── The input

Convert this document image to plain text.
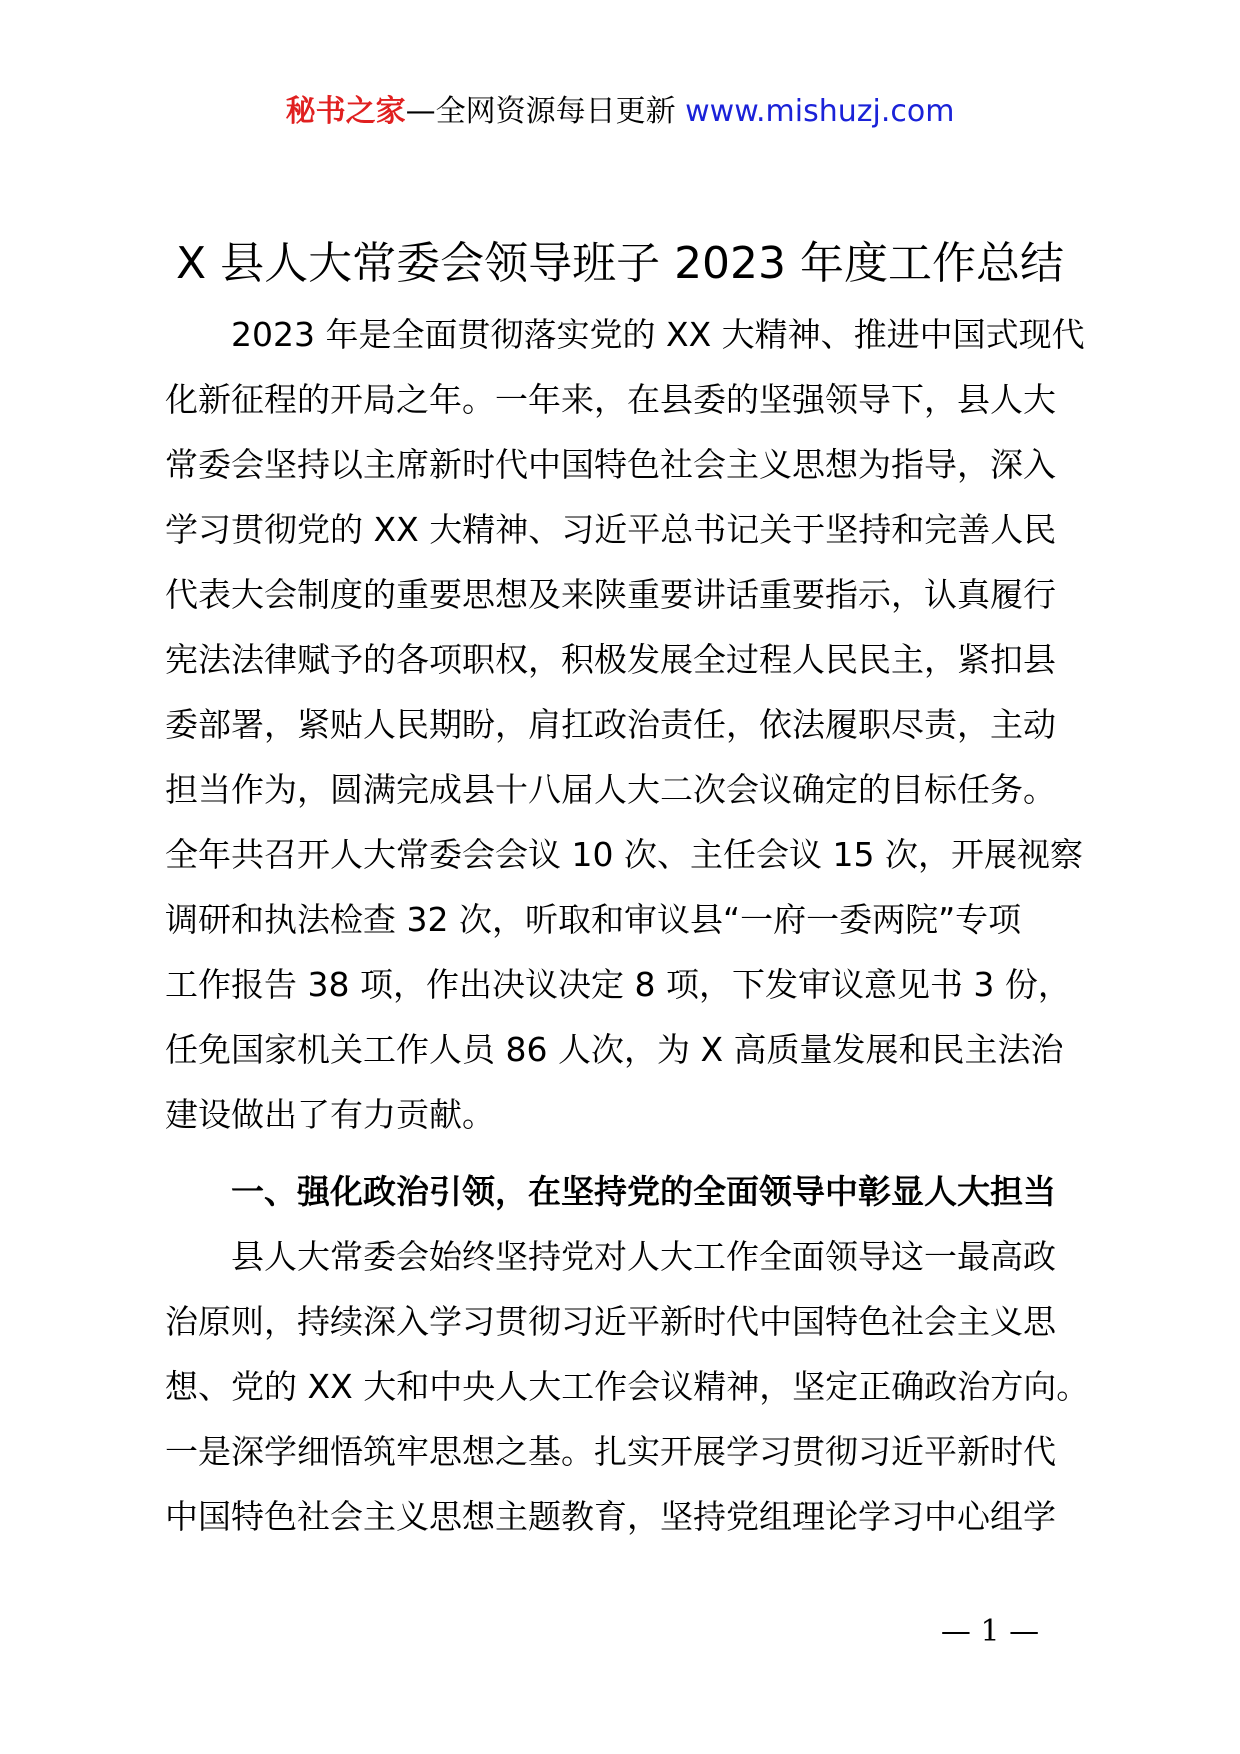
秘书之家—全网资源每日更新 www.mishuzj.com
X 县人大常委会领导班子 2023 年度工作总结
2023 年是全面贯彻落实党的 XX 大精神、推进中国式现代
化新征程的开局之年。一年来，在县委的坚强领导下，县人大
常委会坚持以主席新时代中国特色社会主义思想为指导，深入
学习贯彻党的 XX 大精神、习近平总书记关于坚持和完善人民
代表大会制度的重要思想及来陕重要讲话重要指示，认真履行
宪法法律赋予的各项职权，积极发展全过程人民民主，紧扣县
委部署，紧贴人民期盼，肩扛政治责任，依法履职尽责，主动
担当作为，圆满完成县十八届人大二次会议确定的目标任务。
全年共召开人大常委会会议 10 次、主任会议 15 次，开展视察
调研和执法检查 32 次，听取和审议县“一府一委两院”专项
工作报告 38 项，作出决议决定 8 项，下发审议意见书 3 份，
任免国家机关工作人员 86 人次，为 X 高质量发展和民主法治
建设做出了有力贡献。
一、强化政治引领，在坚持党的全面领导中彰显人大担当
县人大常委会始终坚持党对人大工作全面领导这一最高政
治原则，持续深入学习贯彻习近平新时代中国特色社会主义思
想、党的 XX 大和中央人大工作会议精神，坚定正确政治方向。
一是深学细悟筑牢思想之基。扎实开展学习贯彻习近平新时代
中国特色社会主义思想主题教育，坚持党组理论学习中心组学
— 1 —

────

▶ Goal
Verbatim reproduction of every record is required; images are left out.

▶ Task answer
Convert this document image to plain text.
秘书之家—全网资源每日更新 www.mishuzj.com
X 县人大常委会领导班子 2023 年度工作总结
2023 年是全面贯彻落实党的 XX 大精神、推进中国式现代
化新征程的开局之年。一年来，在县委的坚强领导下，县人大
常委会坚持以主席新时代中国特色社会主义思想为指导，深入
学习贯彻党的 XX 大精神、习近平总书记关于坚持和完善人民
代表大会制度的重要思想及来陕重要讲话重要指示，认真履行
宪法法律赋予的各项职权，积极发展全过程人民民主，紧扣县
委部署，紧贴人民期盼，肩扛政治责任，依法履职尽责，主动
担当作为，圆满完成县十八届人大二次会议确定的目标任务。
全年共召开人大常委会会议 10 次、主任会议 15 次，开展视察
调研和执法检查 32 次，听取和审议县“一府一委两院”专项
工作报告 38 项，作出决议决定 8 项，下发审议意见书 3 份，
任免国家机关工作人员 86 人次，为 X 高质量发展和民主法治
建设做出了有力贡献。
一、强化政治引领，在坚持党的全面领导中彰显人大担当
县人大常委会始终坚持党对人大工作全面领导这一最高政
治原则，持续深入学习贯彻习近平新时代中国特色社会主义思
想、党的 XX 大和中央人大工作会议精神，坚定正确政治方向。
一是深学细悟筑牢思想之基。扎实开展学习贯彻习近平新时代
中国特色社会主义思想主题教育，坚持党组理论学习中心组学
— 1 —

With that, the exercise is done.